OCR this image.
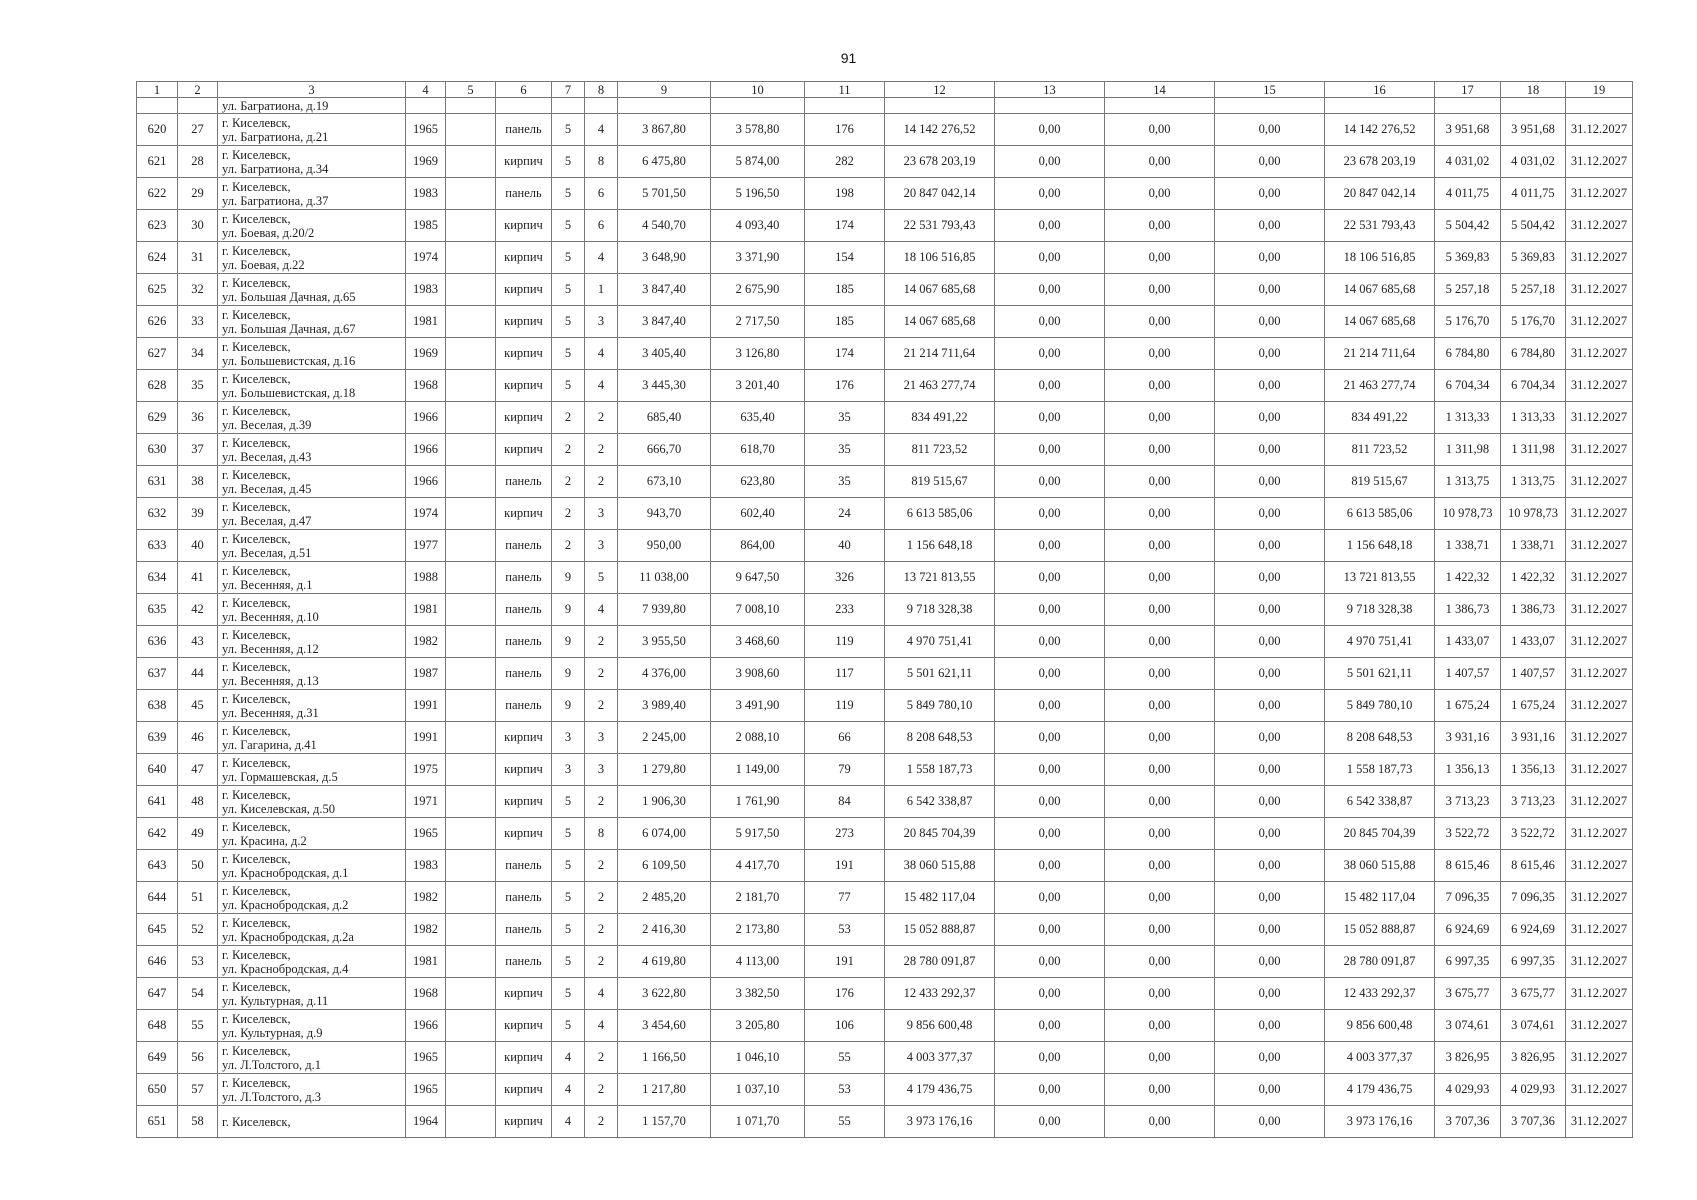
91
1	2	3	4	5	6	7	8	9	10	11	12	13	14	15	16	17	18	19
		ул. Багратиона, д.19																
620	27	г. Киселевск,
ул. Багратиона, д.21	1965		панель	5	4	3 867,80	3 578,80	176	14 142 276,52	0,00	0,00	0,00	14 142 276,52	3 951,68	3 951,68	31.12.2027
621	28	г. Киселевск,
ул. Багратиона, д.34	1969		кирпич	5	8	6 475,80	5 874,00	282	23 678 203,19	0,00	0,00	0,00	23 678 203,19	4 031,02	4 031,02	31.12.2027
622	29	г. Киселевск,
ул. Багратиона, д.37	1983		панель	5	6	5 701,50	5 196,50	198	20 847 042,14	0,00	0,00	0,00	20 847 042,14	4 011,75	4 011,75	31.12.2027
623	30	г. Киселевск,
ул. Боевая, д.20/2	1985		кирпич	5	6	4 540,70	4 093,40	174	22 531 793,43	0,00	0,00	0,00	22 531 793,43	5 504,42	5 504,42	31.12.2027
624	31	г. Киселевск,
ул. Боевая, д.22	1974		кирпич	5	4	3 648,90	3 371,90	154	18 106 516,85	0,00	0,00	0,00	18 106 516,85	5 369,83	5 369,83	31.12.2027
625	32	г. Киселевск,
ул. Большая Дачная, д.65	1983		кирпич	5	1	3 847,40	2 675,90	185	14 067 685,68	0,00	0,00	0,00	14 067 685,68	5 257,18	5 257,18	31.12.2027
626	33	г. Киселевск,
ул. Большая Дачная, д.67	1981		кирпич	5	3	3 847,40	2 717,50	185	14 067 685,68	0,00	0,00	0,00	14 067 685,68	5 176,70	5 176,70	31.12.2027
627	34	г. Киселевск,
ул. Большевистская, д.16	1969		кирпич	5	4	3 405,40	3 126,80	174	21 214 711,64	0,00	0,00	0,00	21 214 711,64	6 784,80	6 784,80	31.12.2027
628	35	г. Киселевск,
ул. Большевистская, д.18	1968		кирпич	5	4	3 445,30	3 201,40	176	21 463 277,74	0,00	0,00	0,00	21 463 277,74	6 704,34	6 704,34	31.12.2027
629	36	г. Киселевск,
ул. Веселая, д.39	1966		кирпич	2	2	685,40	635,40	35	834 491,22	0,00	0,00	0,00	834 491,22	1 313,33	1 313,33	31.12.2027
630	37	г. Киселевск,
ул. Веселая, д.43	1966		кирпич	2	2	666,70	618,70	35	811 723,52	0,00	0,00	0,00	811 723,52	1 311,98	1 311,98	31.12.2027
631	38	г. Киселевск,
ул. Веселая, д.45	1966		панель	2	2	673,10	623,80	35	819 515,67	0,00	0,00	0,00	819 515,67	1 313,75	1 313,75	31.12.2027
632	39	г. Киселевск,
ул. Веселая, д.47	1974		кирпич	2	3	943,70	602,40	24	6 613 585,06	0,00	0,00	0,00	6 613 585,06	10 978,73	10 978,73	31.12.2027
633	40	г. Киселевск,
ул. Веселая, д.51	1977		панель	2	3	950,00	864,00	40	1 156 648,18	0,00	0,00	0,00	1 156 648,18	1 338,71	1 338,71	31.12.2027
634	41	г. Киселевск,
ул. Весенняя, д.1	1988		панель	9	5	11 038,00	9 647,50	326	13 721 813,55	0,00	0,00	0,00	13 721 813,55	1 422,32	1 422,32	31.12.2027
635	42	г. Киселевск,
ул. Весенняя, д.10	1981		панель	9	4	7 939,80	7 008,10	233	9 718 328,38	0,00	0,00	0,00	9 718 328,38	1 386,73	1 386,73	31.12.2027
636	43	г. Киселевск,
ул. Весенняя, д.12	1982		панель	9	2	3 955,50	3 468,60	119	4 970 751,41	0,00	0,00	0,00	4 970 751,41	1 433,07	1 433,07	31.12.2027
637	44	г. Киселевск,
ул. Весенняя, д.13	1987		панель	9	2	4 376,00	3 908,60	117	5 501 621,11	0,00	0,00	0,00	5 501 621,11	1 407,57	1 407,57	31.12.2027
638	45	г. Киселевск,
ул. Весенняя, д.31	1991		панель	9	2	3 989,40	3 491,90	119	5 849 780,10	0,00	0,00	0,00	5 849 780,10	1 675,24	1 675,24	31.12.2027
639	46	г. Киселевск,
ул. Гагарина, д.41	1991		кирпич	3	3	2 245,00	2 088,10	66	8 208 648,53	0,00	0,00	0,00	8 208 648,53	3 931,16	3 931,16	31.12.2027
640	47	г. Киселевск,
ул. Гормашевская, д.5	1975		кирпич	3	3	1 279,80	1 149,00	79	1 558 187,73	0,00	0,00	0,00	1 558 187,73	1 356,13	1 356,13	31.12.2027
641	48	г. Киселевск,
ул. Киселевская, д.50	1971		кирпич	5	2	1 906,30	1 761,90	84	6 542 338,87	0,00	0,00	0,00	6 542 338,87	3 713,23	3 713,23	31.12.2027
642	49	г. Киселевск,
ул. Красина, д.2	1965		кирпич	5	8	6 074,00	5 917,50	273	20 845 704,39	0,00	0,00	0,00	20 845 704,39	3 522,72	3 522,72	31.12.2027
643	50	г. Киселевск,
ул. Краснобродская, д.1	1983		панель	5	2	6 109,50	4 417,70	191	38 060 515,88	0,00	0,00	0,00	38 060 515,88	8 615,46	8 615,46	31.12.2027
644	51	г. Киселевск,
ул. Краснобродская, д.2	1982		панель	5	2	2 485,20	2 181,70	77	15 482 117,04	0,00	0,00	0,00	15 482 117,04	7 096,35	7 096,35	31.12.2027
645	52	г. Киселевск,
ул. Краснобродская, д.2а	1982		панель	5	2	2 416,30	2 173,80	53	15 052 888,87	0,00	0,00	0,00	15 052 888,87	6 924,69	6 924,69	31.12.2027
646	53	г. Киселевск,
ул. Краснобродская, д.4	1981		панель	5	2	4 619,80	4 113,00	191	28 780 091,87	0,00	0,00	0,00	28 780 091,87	6 997,35	6 997,35	31.12.2027
647	54	г. Киселевск,
ул. Культурная, д.11	1968		кирпич	5	4	3 622,80	3 382,50	176	12 433 292,37	0,00	0,00	0,00	12 433 292,37	3 675,77	3 675,77	31.12.2027
648	55	г. Киселевск,
ул. Культурная, д.9	1966		кирпич	5	4	3 454,60	3 205,80	106	9 856 600,48	0,00	0,00	0,00	9 856 600,48	3 074,61	3 074,61	31.12.2027
649	56	г. Киселевск,
ул. Л.Толстого, д.1	1965		кирпич	4	2	1 166,50	1 046,10	55	4 003 377,37	0,00	0,00	0,00	4 003 377,37	3 826,95	3 826,95	31.12.2027
650	57	г. Киселевск,
ул. Л.Толстого, д.3	1965		кирпич	4	2	1 217,80	1 037,10	53	4 179 436,75	0,00	0,00	0,00	4 179 436,75	4 029,93	4 029,93	31.12.2027
651	58	г. Киселевск,	1964		кирпич	4	2	1 157,70	1 071,70	55	3 973 176,16	0,00	0,00	0,00	3 973 176,16	3 707,36	3 707,36	31.12.2027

________________________

Pull out each line containing the word "Культурная" and copy it.

ул. Культурная, д.11	1968		кирпич	5	4	3 622,80	3 382,50	176	12 433 292,37	0,00	0,00	0,00	12 433 292,37	3 675,77	3 675,77	31.12.2027
ул. Культурная, д.9	1966		кирпич	5	4	3 454,60	3 205,80	106	9 856 600,48	0,00	0,00	0,00	9 856 600,48	3 074,61	3 074,61	31.12.2027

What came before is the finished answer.